Your instructions: Using the material that follows, identify and copy each line with the string "Type".

● ● ● ●

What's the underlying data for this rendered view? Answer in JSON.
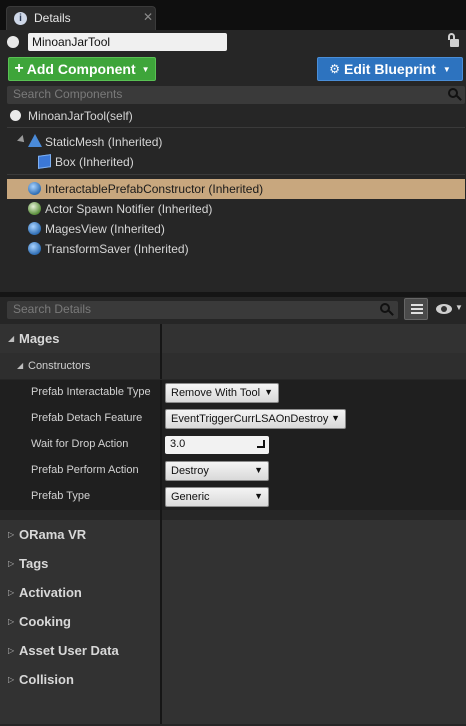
{
  "tab": {
    "title": "Details",
    "close": "✕"
  },
  "actor": {
    "name": "MinoanJarTool"
  },
  "toolbar": {
    "add_component": "Add Component",
    "edit_blueprint": "Edit Blueprint",
    "plus": "+",
    "caret": "▼",
    "gears": "⚙"
  },
  "search_components": {
    "placeholder": "Search Components"
  },
  "components": [
    {
      "label": "MinoanJarTool(self)"
    },
    {
      "label": "StaticMesh (Inherited)"
    },
    {
      "label": "Box (Inherited)"
    },
    {
      "label": "InteractablePrefabConstructor (Inherited)",
      "selected": true
    },
    {
      "label": "Actor Spawn Notifier (Inherited)"
    },
    {
      "label": "MagesView (Inherited)"
    },
    {
      "label": "TransformSaver (Inherited)"
    }
  ],
  "search_details": {
    "placeholder": "Search Details"
  },
  "details": {
    "mages": {
      "label": "Mages",
      "arrow": "◢"
    },
    "constructors": {
      "label": "Constructors",
      "arrow": "◢"
    },
    "props": [
      {
        "name": "Prefab Interactable Type",
        "value": "Remove With Tool"
      },
      {
        "name": "Prefab Detach Feature",
        "value": "EventTriggerCurrLSAOnDestroy"
      },
      {
        "name": "Wait for Drop Action",
        "value": "3.0"
      },
      {
        "name": "Prefab Perform Action",
        "value": "Destroy"
      },
      {
        "name": "Prefab Type",
        "value": "Generic"
      }
    ],
    "categories": [
      {
        "label": "ORama VR",
        "arrow": "▷"
      },
      {
        "label": "Tags",
        "arrow": "▷"
      },
      {
        "label": "Activation",
        "arrow": "▷"
      },
      {
        "label": "Cooking",
        "arrow": "▷"
      },
      {
        "label": "Asset User Data",
        "arrow": "▷"
      },
      {
        "label": "Collision",
        "arrow": "▷"
      }
    ]
  },
  "colors": {
    "add_green": "#3ea53a",
    "blueprint_blue": "#2d73bf",
    "selection": "#c8a77e"
  }
}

● ● ● ●

Exercise solution:
        "name": "Prefab Interactable Type",
        "name": "Prefab Type",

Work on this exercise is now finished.